Type out the material below exactly.

## Supplied data:
^^^^^^^^^^^^^^^^

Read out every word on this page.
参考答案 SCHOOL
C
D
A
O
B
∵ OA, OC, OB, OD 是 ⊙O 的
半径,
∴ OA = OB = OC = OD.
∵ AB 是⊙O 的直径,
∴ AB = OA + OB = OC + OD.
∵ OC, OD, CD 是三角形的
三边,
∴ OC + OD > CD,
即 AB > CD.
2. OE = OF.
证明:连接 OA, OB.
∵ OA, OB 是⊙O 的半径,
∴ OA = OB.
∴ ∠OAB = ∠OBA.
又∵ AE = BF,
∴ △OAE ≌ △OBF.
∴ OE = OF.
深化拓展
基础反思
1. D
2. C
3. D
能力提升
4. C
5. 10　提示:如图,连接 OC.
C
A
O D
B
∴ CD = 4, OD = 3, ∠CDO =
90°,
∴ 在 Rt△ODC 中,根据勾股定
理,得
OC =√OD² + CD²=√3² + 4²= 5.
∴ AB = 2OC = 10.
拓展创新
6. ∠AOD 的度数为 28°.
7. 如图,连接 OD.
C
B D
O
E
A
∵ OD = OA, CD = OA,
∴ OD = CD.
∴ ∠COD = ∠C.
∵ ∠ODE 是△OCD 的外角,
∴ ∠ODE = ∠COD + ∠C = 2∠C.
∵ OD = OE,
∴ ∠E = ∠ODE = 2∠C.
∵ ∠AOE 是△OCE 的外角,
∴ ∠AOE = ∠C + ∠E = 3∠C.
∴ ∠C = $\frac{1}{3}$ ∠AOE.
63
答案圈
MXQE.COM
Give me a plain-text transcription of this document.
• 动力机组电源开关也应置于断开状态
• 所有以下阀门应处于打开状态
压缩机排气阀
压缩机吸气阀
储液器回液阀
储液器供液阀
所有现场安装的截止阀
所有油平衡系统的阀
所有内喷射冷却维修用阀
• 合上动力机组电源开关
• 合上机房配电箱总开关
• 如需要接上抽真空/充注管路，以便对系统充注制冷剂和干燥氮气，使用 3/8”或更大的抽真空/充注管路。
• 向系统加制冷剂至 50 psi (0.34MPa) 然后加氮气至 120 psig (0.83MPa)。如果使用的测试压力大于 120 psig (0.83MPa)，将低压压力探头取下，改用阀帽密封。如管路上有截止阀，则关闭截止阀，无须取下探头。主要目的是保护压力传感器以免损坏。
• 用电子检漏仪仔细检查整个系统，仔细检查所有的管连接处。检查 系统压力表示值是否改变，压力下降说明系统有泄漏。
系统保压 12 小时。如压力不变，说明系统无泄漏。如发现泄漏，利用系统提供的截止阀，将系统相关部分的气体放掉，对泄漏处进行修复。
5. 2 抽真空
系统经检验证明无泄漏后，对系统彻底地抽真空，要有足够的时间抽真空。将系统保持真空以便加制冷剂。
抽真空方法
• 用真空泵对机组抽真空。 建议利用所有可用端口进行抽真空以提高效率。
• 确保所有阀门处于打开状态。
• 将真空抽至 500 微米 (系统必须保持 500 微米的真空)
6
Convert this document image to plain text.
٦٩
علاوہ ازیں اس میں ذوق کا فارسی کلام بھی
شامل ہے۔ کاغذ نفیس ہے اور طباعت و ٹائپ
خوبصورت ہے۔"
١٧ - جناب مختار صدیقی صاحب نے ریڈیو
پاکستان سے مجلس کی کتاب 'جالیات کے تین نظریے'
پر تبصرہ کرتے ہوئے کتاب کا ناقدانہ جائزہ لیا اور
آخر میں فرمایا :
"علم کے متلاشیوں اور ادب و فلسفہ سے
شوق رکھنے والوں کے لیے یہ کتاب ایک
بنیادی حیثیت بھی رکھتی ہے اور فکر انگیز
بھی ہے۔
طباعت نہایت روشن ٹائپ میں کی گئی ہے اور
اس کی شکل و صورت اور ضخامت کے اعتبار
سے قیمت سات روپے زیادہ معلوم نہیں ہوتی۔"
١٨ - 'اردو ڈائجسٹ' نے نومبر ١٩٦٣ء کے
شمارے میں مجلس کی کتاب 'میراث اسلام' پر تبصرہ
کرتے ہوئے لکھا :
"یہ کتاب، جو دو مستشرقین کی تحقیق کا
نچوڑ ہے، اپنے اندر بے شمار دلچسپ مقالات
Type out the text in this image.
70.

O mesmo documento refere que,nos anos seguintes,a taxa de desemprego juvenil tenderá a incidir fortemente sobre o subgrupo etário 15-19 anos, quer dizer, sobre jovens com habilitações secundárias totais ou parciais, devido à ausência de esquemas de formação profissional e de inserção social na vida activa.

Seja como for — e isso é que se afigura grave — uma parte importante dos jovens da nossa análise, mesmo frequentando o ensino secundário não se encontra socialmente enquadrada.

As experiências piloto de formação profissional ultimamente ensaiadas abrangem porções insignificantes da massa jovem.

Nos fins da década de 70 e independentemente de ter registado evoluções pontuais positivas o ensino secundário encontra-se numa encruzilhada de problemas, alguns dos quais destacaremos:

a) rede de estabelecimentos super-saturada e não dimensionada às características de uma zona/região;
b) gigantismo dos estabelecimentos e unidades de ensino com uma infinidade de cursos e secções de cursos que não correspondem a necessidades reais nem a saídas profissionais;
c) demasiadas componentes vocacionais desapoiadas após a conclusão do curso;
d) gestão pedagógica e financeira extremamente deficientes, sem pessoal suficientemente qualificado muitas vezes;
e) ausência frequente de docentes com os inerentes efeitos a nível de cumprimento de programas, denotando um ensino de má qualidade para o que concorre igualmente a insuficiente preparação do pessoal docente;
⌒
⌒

^^^^^^^^^^^^^^^^

## Response to this exercise:
Read out every word on this page.
参考答案 SCHOOL
C
D
A
O
B
∵ OA, OC, OB, OD 是 ⊙O 的
半径,
∴ OA = OB = OC = OD.
∵ AB 是⊙O 的直径,
∴ AB = OA + OB = OC + OD.
∵ OC, OD, CD 是三角形的
三边,
∴ OC + OD > CD,
即 AB > CD.
2. OE = OF.
证明:连接 OA, OB.
∵ OA, OB 是⊙O 的半径,
∴ OA = OB.
∴ ∠OAB = ∠OBA.
又∵ AE = BF,
∴ △OAE ≌ △OBF.
∴ OE = OF.
深化拓展
基础反思
1. D
2. C
3. D
能力提升
4. C
5. 10　提示:如图,连接 OC.
C
A
O D
B
∴ CD = 4, OD = 3, ∠CDO =
90°,
∴ 在 Rt△ODC 中,根据勾股定
理,得
OC =√OD² + CD²=√3² + 4²= 5.
∴ AB = 2OC = 10.
拓展创新
6. ∠AOD 的度数为 28°.
7. 如图,连接 OD.
C
B D
O
E
A
∵ OD = OA, CD = OA,
∴ OD = CD.
∴ ∠COD = ∠C.
∵ ∠ODE 是△OCD 的外角,
∴ ∠ODE = ∠COD + ∠C = 2∠C.
∵ OD = OE,
∴ ∠E = ∠ODE = 2∠C.
∵ ∠AOE 是△OCE 的外角,
∴ ∠AOE = ∠C + ∠E = 3∠C.
∴ ∠C = $\frac{1}{3}$ ∠AOE.
63
答案圈
MXQE.COM
Give me a plain-text transcription of this document.
• 动力机组电源开关也应置于断开状态
• 所有以下阀门应处于打开状态
压缩机排气阀
压缩机吸气阀
储液器回液阀
储液器供液阀
所有现场安装的截止阀
所有油平衡系统的阀
所有内喷射冷却维修用阀
• 合上动力机组电源开关
• 合上机房配电箱总开关
• 如需要接上抽真空/充注管路，以便对系统充注制冷剂和干燥氮气，使用 3/8”或更大的抽真空/充注管路。
• 向系统加制冷剂至 50 psi (0.34MPa) 然后加氮气至 120 psig (0.83MPa)。如果使用的测试压力大于 120 psig (0.83MPa)，将低压压力探头取下，改用阀帽密封。如管路上有截止阀，则关闭截止阀，无须取下探头。主要目的是保护压力传感器以免损坏。
• 用电子检漏仪仔细检查整个系统，仔细检查所有的管连接处。检查 系统压力表示值是否改变，压力下降说明系统有泄漏。
系统保压 12 小时。如压力不变，说明系统无泄漏。如发现泄漏，利用系统提供的截止阀，将系统相关部分的气体放掉，对泄漏处进行修复。
5. 2 抽真空
系统经检验证明无泄漏后，对系统彻底地抽真空，要有足够的时间抽真空。将系统保持真空以便加制冷剂。
抽真空方法
• 用真空泵对机组抽真空。 建议利用所有可用端口进行抽真空以提高效率。
• 确保所有阀门处于打开状态。
• 将真空抽至 500 微米 (系统必须保持 500 微米的真空)
6
Convert this document image to plain text.
٦٩
علاوہ ازیں اس میں ذوق کا فارسی کلام بھی
شامل ہے۔ کاغذ نفیس ہے اور طباعت و ٹائپ
خوبصورت ہے۔"
١٧ - جناب مختار صدیقی صاحب نے ریڈیو
پاکستان سے مجلس کی کتاب 'جالیات کے تین نظریے'
پر تبصرہ کرتے ہوئے کتاب کا ناقدانہ جائزہ لیا اور
آخر میں فرمایا :
"علم کے متلاشیوں اور ادب و فلسفہ سے
شوق رکھنے والوں کے لیے یہ کتاب ایک
بنیادی حیثیت بھی رکھتی ہے اور فکر انگیز
بھی ہے۔
طباعت نہایت روشن ٹائپ میں کی گئی ہے اور
اس کی شکل و صورت اور ضخامت کے اعتبار
سے قیمت سات روپے زیادہ معلوم نہیں ہوتی۔"
١٨ - 'اردو ڈائجسٹ' نے نومبر ١٩٦٣ء کے
شمارے میں مجلس کی کتاب 'میراث اسلام' پر تبصرہ
کرتے ہوئے لکھا :
"یہ کتاب، جو دو مستشرقین کی تحقیق کا
نچوڑ ہے، اپنے اندر بے شمار دلچسپ مقالات
Type out the text in this image.
70.

O mesmo documento refere que,nos anos seguintes,a taxa de desemprego juvenil tenderá a incidir fortemente sobre o subgrupo etário 15-19 anos, quer dizer, sobre jovens com habilitações secundárias totais ou parciais, devido à ausência de esquemas de formação profissional e de inserção social na vida activa.

Seja como for — e isso é que se afigura grave — uma parte importante dos jovens da nossa análise, mesmo frequentando o ensino secundário não se encontra socialmente enquadrada.

As experiências piloto de formação profissional ultimamente ensaiadas abrangem porções insignificantes da massa jovem.

Nos fins da década de 70 e independentemente de ter registado evoluções pontuais positivas o ensino secundário encontra-se numa encruzilhada de problemas, alguns dos quais destacaremos:

a) rede de estabelecimentos super-saturada e não dimensionada às características de uma zona/região;
b) gigantismo dos estabelecimentos e unidades de ensino com uma infinidade de cursos e secções de cursos que não correspondem a necessidades reais nem a saídas profissionais;
c) demasiadas componentes vocacionais desapoiadas após a conclusão do curso;
d) gestão pedagógica e financeira extremamente deficientes, sem pessoal suficientemente qualificado muitas vezes;
e) ausência frequente de docentes com os inerentes efeitos a nível de cumprimento de programas, denotando um ensino de má qualidade para o que concorre igualmente a insuficiente preparação do pessoal docente;
⌒
⌒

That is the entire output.